▶ _Exercise description_:
Set down every entry word for word. Omit the pictures.

▶ _Given information_:
*****
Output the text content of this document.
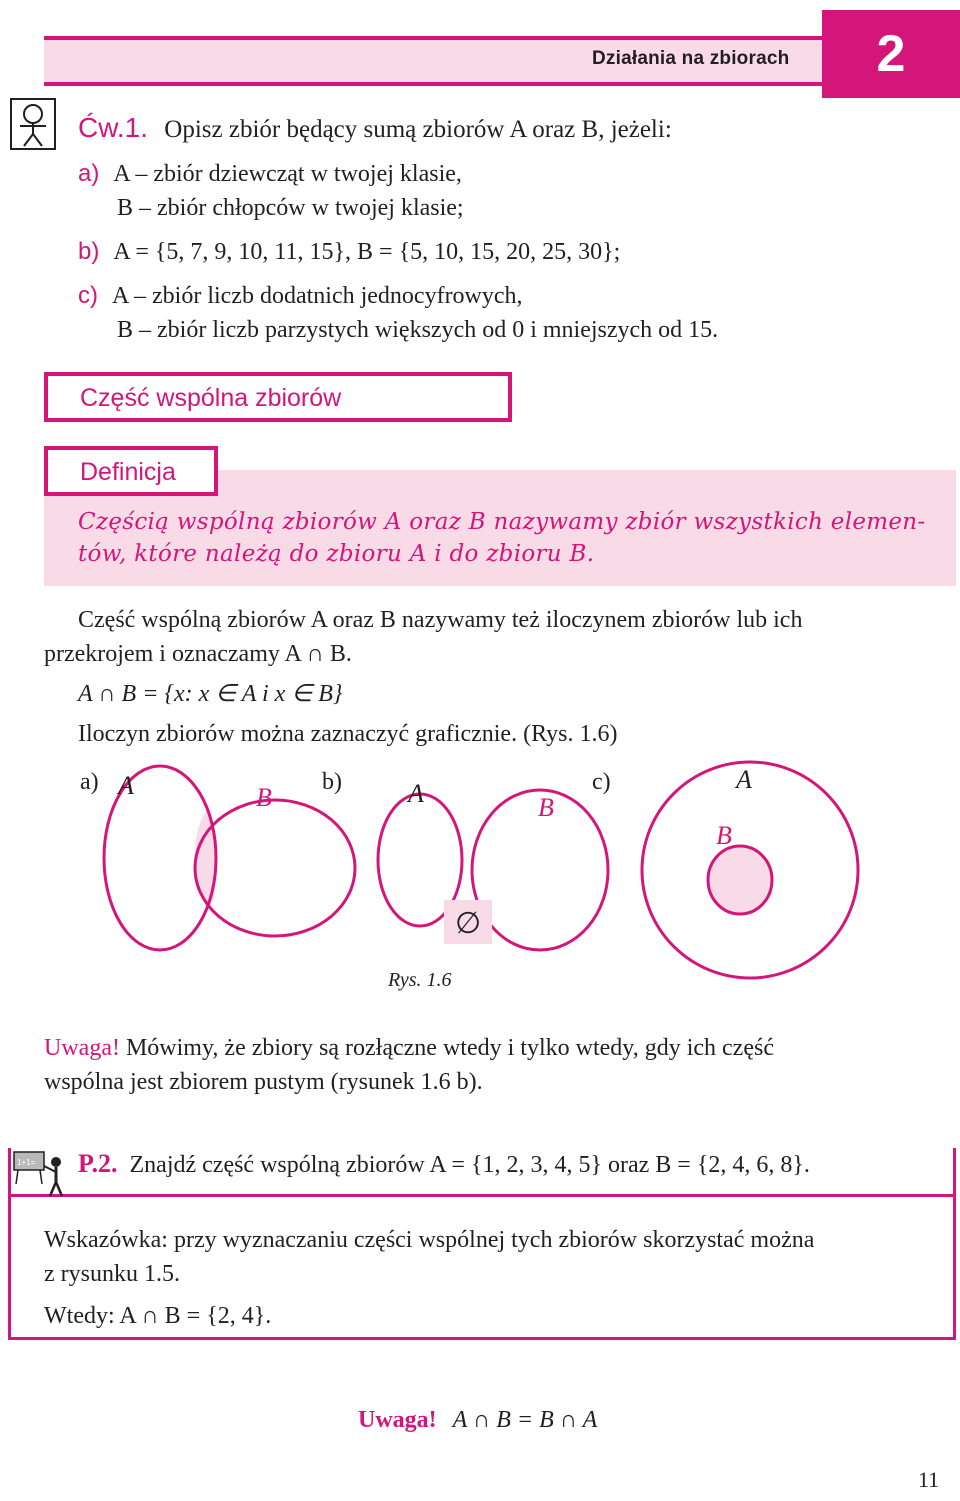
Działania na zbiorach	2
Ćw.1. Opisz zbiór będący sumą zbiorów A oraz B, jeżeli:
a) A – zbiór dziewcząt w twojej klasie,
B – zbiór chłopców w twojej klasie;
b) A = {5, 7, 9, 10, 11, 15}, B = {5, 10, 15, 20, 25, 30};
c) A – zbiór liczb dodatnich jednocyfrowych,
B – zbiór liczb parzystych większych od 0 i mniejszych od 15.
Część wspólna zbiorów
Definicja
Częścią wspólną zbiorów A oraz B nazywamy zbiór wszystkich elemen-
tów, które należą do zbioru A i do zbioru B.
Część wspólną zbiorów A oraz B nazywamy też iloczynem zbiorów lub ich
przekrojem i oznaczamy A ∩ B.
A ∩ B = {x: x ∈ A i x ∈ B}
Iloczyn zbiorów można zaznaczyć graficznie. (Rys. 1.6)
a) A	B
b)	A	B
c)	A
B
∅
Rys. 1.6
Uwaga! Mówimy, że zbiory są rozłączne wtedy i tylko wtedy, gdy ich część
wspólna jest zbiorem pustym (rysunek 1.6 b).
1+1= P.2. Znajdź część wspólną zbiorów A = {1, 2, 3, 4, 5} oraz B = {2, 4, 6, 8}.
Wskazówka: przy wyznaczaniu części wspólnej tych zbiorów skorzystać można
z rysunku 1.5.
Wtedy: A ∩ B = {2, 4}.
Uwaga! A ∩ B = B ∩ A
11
*****
▶ _Complete answer_:
Output the text content of this document.
Działania na zbiorach	2
Ćw.1. Opisz zbiór będący sumą zbiorów A oraz B, jeżeli:
a) A – zbiór dziewcząt w twojej klasie,
B – zbiór chłopców w twojej klasie;
b) A = {5, 7, 9, 10, 11, 15}, B = {5, 10, 15, 20, 25, 30};
c) A – zbiór liczb dodatnich jednocyfrowych,
B – zbiór liczb parzystych większych od 0 i mniejszych od 15.
Część wspólna zbiorów
Definicja
Częścią wspólną zbiorów A oraz B nazywamy zbiór wszystkich elemen-
tów, które należą do zbioru A i do zbioru B.
Część wspólną zbiorów A oraz B nazywamy też iloczynem zbiorów lub ich
przekrojem i oznaczamy A ∩ B.
A ∩ B = {x: x ∈ A i x ∈ B}
Iloczyn zbiorów można zaznaczyć graficznie. (Rys. 1.6)
a) A	B
b)	A	B
c)	A
B
∅
Rys. 1.6
Uwaga! Mówimy, że zbiory są rozłączne wtedy i tylko wtedy, gdy ich część
wspólna jest zbiorem pustym (rysunek 1.6 b).
1+1= P.2. Znajdź część wspólną zbiorów A = {1, 2, 3, 4, 5} oraz B = {2, 4, 6, 8}.
Wskazówka: przy wyznaczaniu części wspólnej tych zbiorów skorzystać można
z rysunku 1.5.
Wtedy: A ∩ B = {2, 4}.
Uwaga! A ∩ B = B ∩ A
11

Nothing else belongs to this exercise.